> _Requirements_
Quote, verbatim, all material below, without pictures.
##### Supplied entries #####
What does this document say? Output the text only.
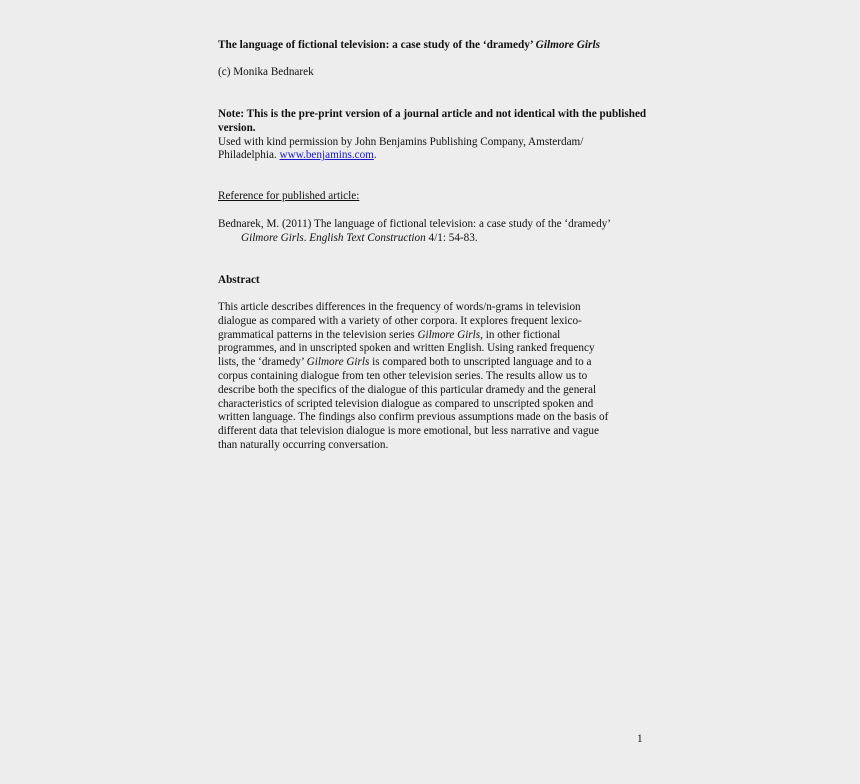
The language of fictional television: a case study of the ‘dramedy’ Gilmore Girls
(c) Monika Bednarek
Note: This is the pre-print version of a journal article and not identical with the published version.
Used with kind permission by John Benjamins Publishing Company, Amsterdam/
Philadelphia. www.benjamins.com.
Reference for published article:
Bednarek, M. (2011) The language of fictional television: a case study of the ‘dramedy’
Gilmore Girls. English Text Construction 4/1: 54-83.
Abstract
This article describes differences in the frequency of words/n-grams in television
dialogue as compared with a variety of other corpora. It explores frequent lexico-
grammatical patterns in the television series Gilmore Girls, in other fictional
programmes, and in unscripted spoken and written English. Using ranked frequency
lists, the ‘dramedy’ Gilmore Girls is compared both to unscripted language and to a
corpus containing dialogue from ten other television series. The results allow us to
describe both the specifics of the dialogue of this particular dramedy and the general
characteristics of scripted television dialogue as compared to unscripted spoken and
written language. The findings also confirm previous assumptions made on the basis of
different data that television dialogue is more emotional, but less narrative and vague
than naturally occurring conversation.
1
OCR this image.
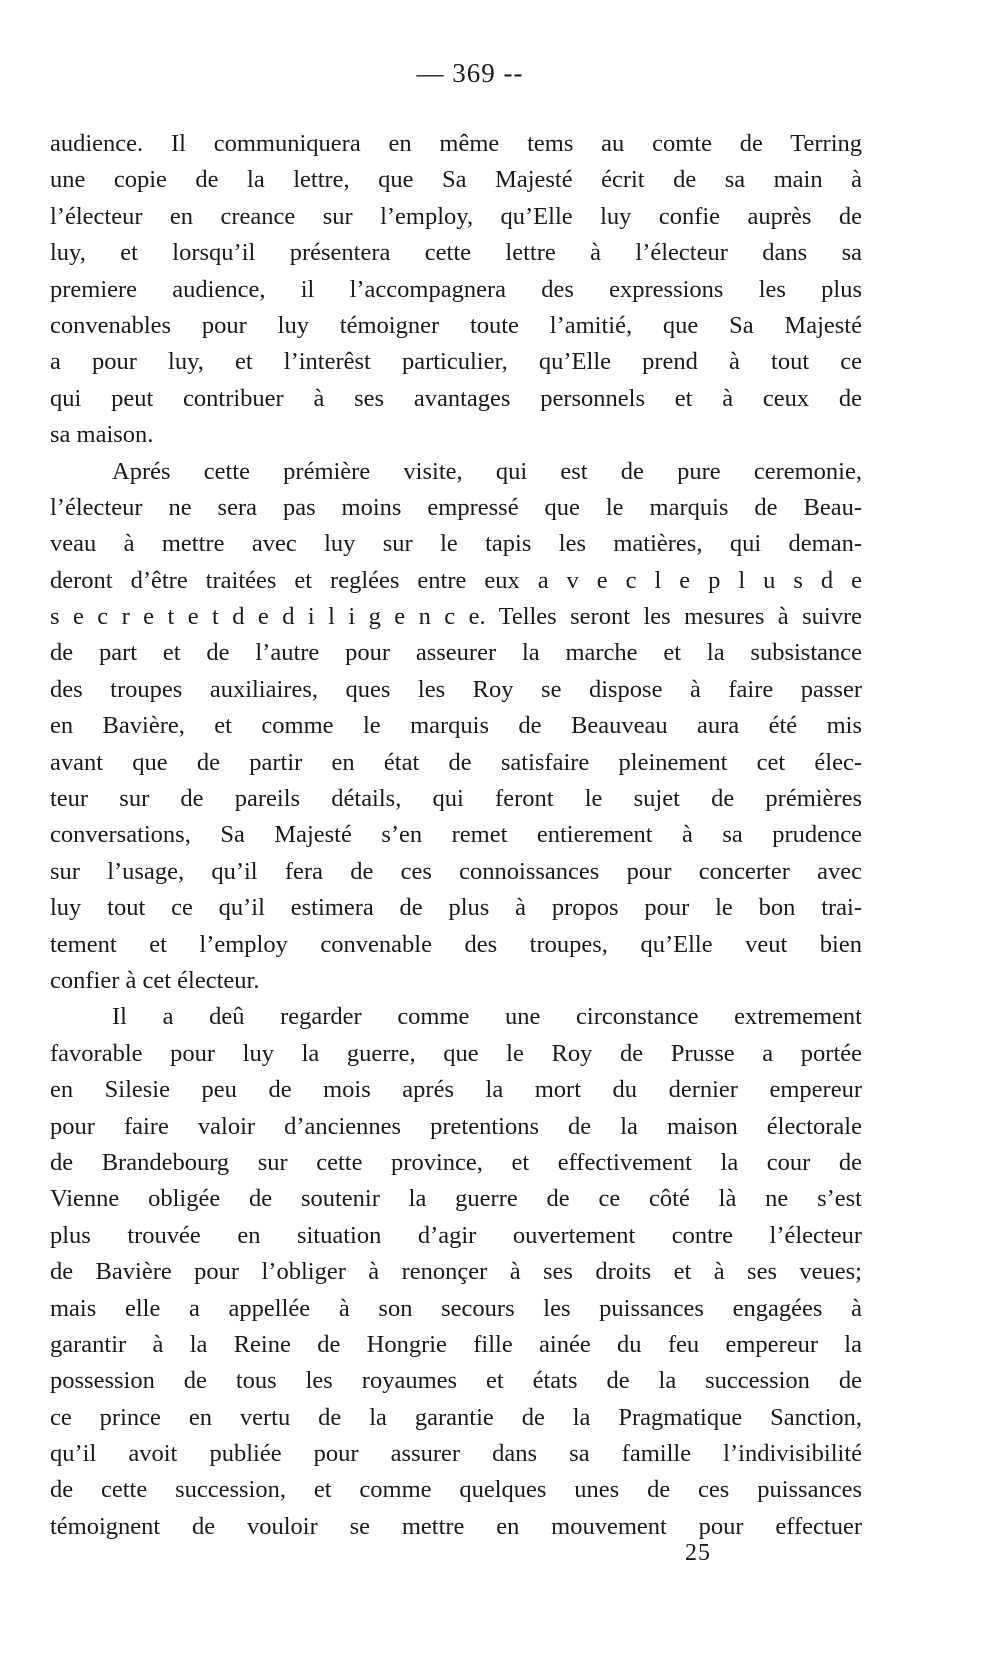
— 369 --
audience. Il communiquera en même tems au comte de Terring
une copie de la lettre, que Sa Majesté écrit de sa main à
l’électeur en creance sur l’employ, qu’Elle luy confie auprès de
luy, et lorsqu’il présentera cette lettre à l’électeur dans sa
premiere audience, il l’accompagnera des expressions les plus
convenables pour luy témoigner toute l’amitié, que Sa Majesté
a pour luy, et l’interêst particulier, qu’Elle prend à tout ce
qui peut contribuer à ses avantages personnels et à ceux de
sa maison.
Aprés cette prémière visite, qui est de pure ceremonie,
l’électeur ne sera pas moins empressé que le marquis de Beau-
veau à mettre avec luy sur le tapis les matières, qui deman-
deront d’être traitées et reglées entre eux a v e c l e p l u s d e
s e c r e t e t d e d i l i g e n c e. Telles seront les mesures à suivre
de part et de l’autre pour asseurer la marche et la subsistance
des troupes auxiliaires, ques les Roy se dispose à faire passer
en Bavière, et comme le marquis de Beauveau aura été mis
avant que de partir en état de satisfaire pleinement cet élec-
teur sur de pareils détails, qui feront le sujet de prémières
conversations, Sa Majesté s’en remet entierement à sa prudence
sur l’usage, qu’il fera de ces connoissances pour concerter avec
luy tout ce qu’il estimera de plus à propos pour le bon trai-
tement et l’employ convenable des troupes, qu’Elle veut bien
confier à cet électeur.
Il a deû regarder comme une circonstance extremement
favorable pour luy la guerre, que le Roy de Prusse a portée
en Silesie peu de mois aprés la mort du dernier empereur
pour faire valoir d’anciennes pretentions de la maison électorale
de Brandebourg sur cette province, et effectivement la cour de
Vienne obligée de soutenir la guerre de ce côté là ne s’est
plus trouvée en situation d’agir ouvertement contre l’électeur
de Bavière pour l’obliger à renonçer à ses droits et à ses veues;
mais elle a appellée à son secours les puissances engagées à
garantir à la Reine de Hongrie fille ainée du feu empereur la
possession de tous les royaumes et états de la succession de
ce prince en vertu de la garantie de la Pragmatique Sanction,
qu’il avoit publiée pour assurer dans sa famille l’indivisibilité
de cette succession, et comme quelques unes de ces puissances
témoignent de vouloir se mettre en mouvement pour effectuer
25
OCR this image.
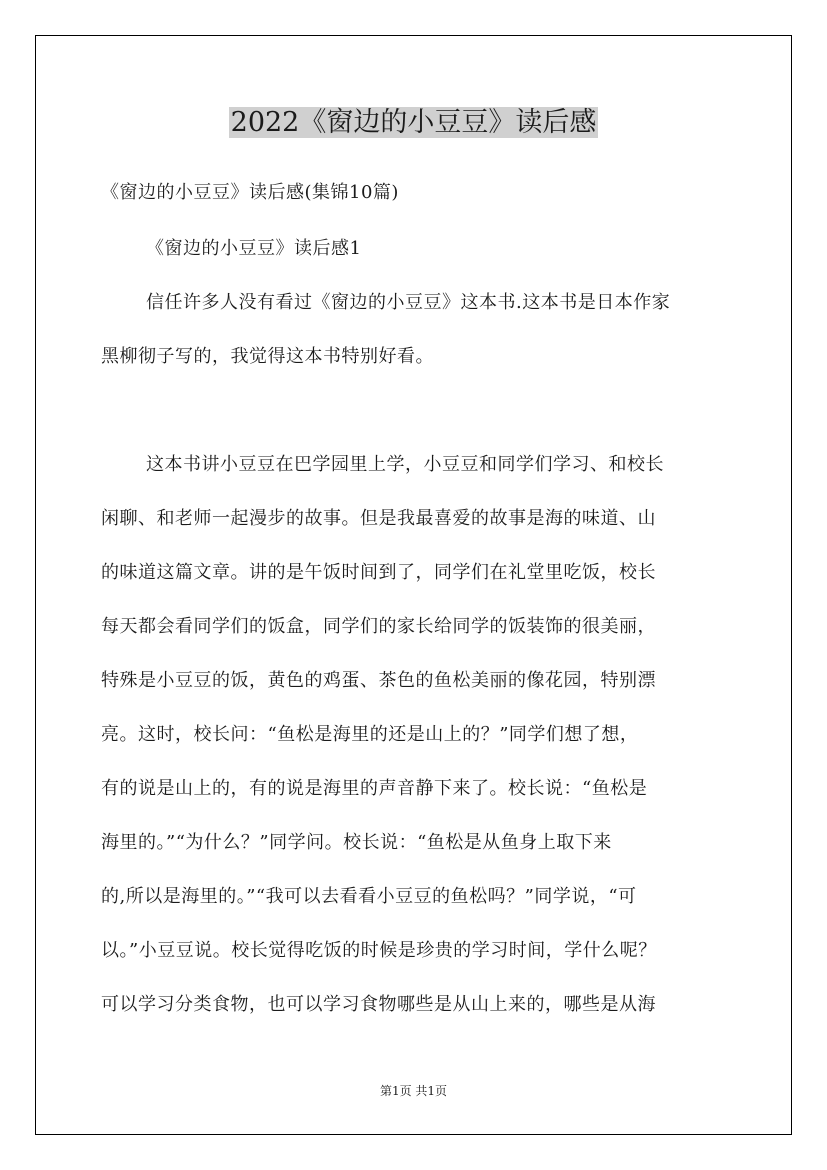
2022《窗边的小豆豆》读后感
《窗边的小豆豆》读后感(集锦10篇)
《窗边的小豆豆》读后感1
信任许多人没有看过《窗边的小豆豆》这本书.这本书是日本作家
黑柳彻子写的，我觉得这本书特别好看。
这本书讲小豆豆在巴学园里上学，小豆豆和同学们学习、和校长
闲聊、和老师一起漫步的故事。但是我最喜爱的故事是海的味道、山
的味道这篇文章。讲的是午饭时间到了，同学们在礼堂里吃饭，校长
每天都会看同学们的饭盒，同学们的家长给同学的饭装饰的很美丽，
特殊是小豆豆的饭，黄色的鸡蛋、茶色的鱼松美丽的像花园，特别漂
亮。这时，校长问：“鱼松是海里的还是山上的？”同学们想了想，
有的说是山上的，有的说是海里的声音静下来了。校长说：“鱼松是
海里的。”“为什么？”同学问。校长说：“鱼松是从鱼身上取下来
的,所以是海里的。”“我可以去看看小豆豆的鱼松吗？”同学说，“可
以。”小豆豆说。校长觉得吃饭的时候是珍贵的学习时间，学什么呢？
可以学习分类食物，也可以学习食物哪些是从山上来的，哪些是从海
第1页 共1页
#####
> _Solution to the exercise_
What does this document say? Output the text only.
The language of fictional television: a case study of the ‘dramedy’ Gilmore Girls
(c) Monika Bednarek
Note: This is the pre-print version of a journal article and not identical with the published version.
Used with kind permission by John Benjamins Publishing Company, Amsterdam/
Philadelphia. www.benjamins.com.
Reference for published article:
Bednarek, M. (2011) The language of fictional television: a case study of the ‘dramedy’
Gilmore Girls. English Text Construction 4/1: 54-83.
Abstract
This article describes differences in the frequency of words/n-grams in television
dialogue as compared with a variety of other corpora. It explores frequent lexico-
grammatical patterns in the television series Gilmore Girls, in other fictional
programmes, and in unscripted spoken and written English. Using ranked frequency
lists, the ‘dramedy’ Gilmore Girls is compared both to unscripted language and to a
corpus containing dialogue from ten other television series. The results allow us to
describe both the specifics of the dialogue of this particular dramedy and the general
characteristics of scripted television dialogue as compared to unscripted spoken and
written language. The findings also confirm previous assumptions made on the basis of
different data that television dialogue is more emotional, but less narrative and vague
than naturally occurring conversation.
1
OCR this image.
— 369 --
audience. Il communiquera en même tems au comte de Terring
une copie de la lettre, que Sa Majesté écrit de sa main à
l’électeur en creance sur l’employ, qu’Elle luy confie auprès de
luy, et lorsqu’il présentera cette lettre à l’électeur dans sa
premiere audience, il l’accompagnera des expressions les plus
convenables pour luy témoigner toute l’amitié, que Sa Majesté
a pour luy, et l’interêst particulier, qu’Elle prend à tout ce
qui peut contribuer à ses avantages personnels et à ceux de
sa maison.
Aprés cette prémière visite, qui est de pure ceremonie,
l’électeur ne sera pas moins empressé que le marquis de Beau-
veau à mettre avec luy sur le tapis les matières, qui deman-
deront d’être traitées et reglées entre eux a v e c l e p l u s d e
s e c r e t e t d e d i l i g e n c e. Telles seront les mesures à suivre
de part et de l’autre pour asseurer la marche et la subsistance
des troupes auxiliaires, ques les Roy se dispose à faire passer
en Bavière, et comme le marquis de Beauveau aura été mis
avant que de partir en état de satisfaire pleinement cet élec-
teur sur de pareils détails, qui feront le sujet de prémières
conversations, Sa Majesté s’en remet entierement à sa prudence
sur l’usage, qu’il fera de ces connoissances pour concerter avec
luy tout ce qu’il estimera de plus à propos pour le bon trai-
tement et l’employ convenable des troupes, qu’Elle veut bien
confier à cet électeur.
Il a deû regarder comme une circonstance extremement
favorable pour luy la guerre, que le Roy de Prusse a portée
en Silesie peu de mois aprés la mort du dernier empereur
pour faire valoir d’anciennes pretentions de la maison électorale
de Brandebourg sur cette province, et effectivement la cour de
Vienne obligée de soutenir la guerre de ce côté là ne s’est
plus trouvée en situation d’agir ouvertement contre l’électeur
de Bavière pour l’obliger à renonçer à ses droits et à ses veues;
mais elle a appellée à son secours les puissances engagées à
garantir à la Reine de Hongrie fille ainée du feu empereur la
possession de tous les royaumes et états de la succession de
ce prince en vertu de la garantie de la Pragmatique Sanction,
qu’il avoit publiée pour assurer dans sa famille l’indivisibilité
de cette succession, et comme quelques unes de ces puissances
témoignent de vouloir se mettre en mouvement pour effectuer
25
OCR this image.
2022《窗边的小豆豆》读后感
《窗边的小豆豆》读后感(集锦10篇)
《窗边的小豆豆》读后感1
信任许多人没有看过《窗边的小豆豆》这本书.这本书是日本作家
黑柳彻子写的，我觉得这本书特别好看。
这本书讲小豆豆在巴学园里上学，小豆豆和同学们学习、和校长
闲聊、和老师一起漫步的故事。但是我最喜爱的故事是海的味道、山
的味道这篇文章。讲的是午饭时间到了，同学们在礼堂里吃饭，校长
每天都会看同学们的饭盒，同学们的家长给同学的饭装饰的很美丽，
特殊是小豆豆的饭，黄色的鸡蛋、茶色的鱼松美丽的像花园，特别漂
亮。这时，校长问：“鱼松是海里的还是山上的？”同学们想了想，
有的说是山上的，有的说是海里的声音静下来了。校长说：“鱼松是
海里的。”“为什么？”同学问。校长说：“鱼松是从鱼身上取下来
的,所以是海里的。”“我可以去看看小豆豆的鱼松吗？”同学说，“可
以。”小豆豆说。校长觉得吃饭的时候是珍贵的学习时间，学什么呢？
可以学习分类食物，也可以学习食物哪些是从山上来的，哪些是从海
第1页 共1页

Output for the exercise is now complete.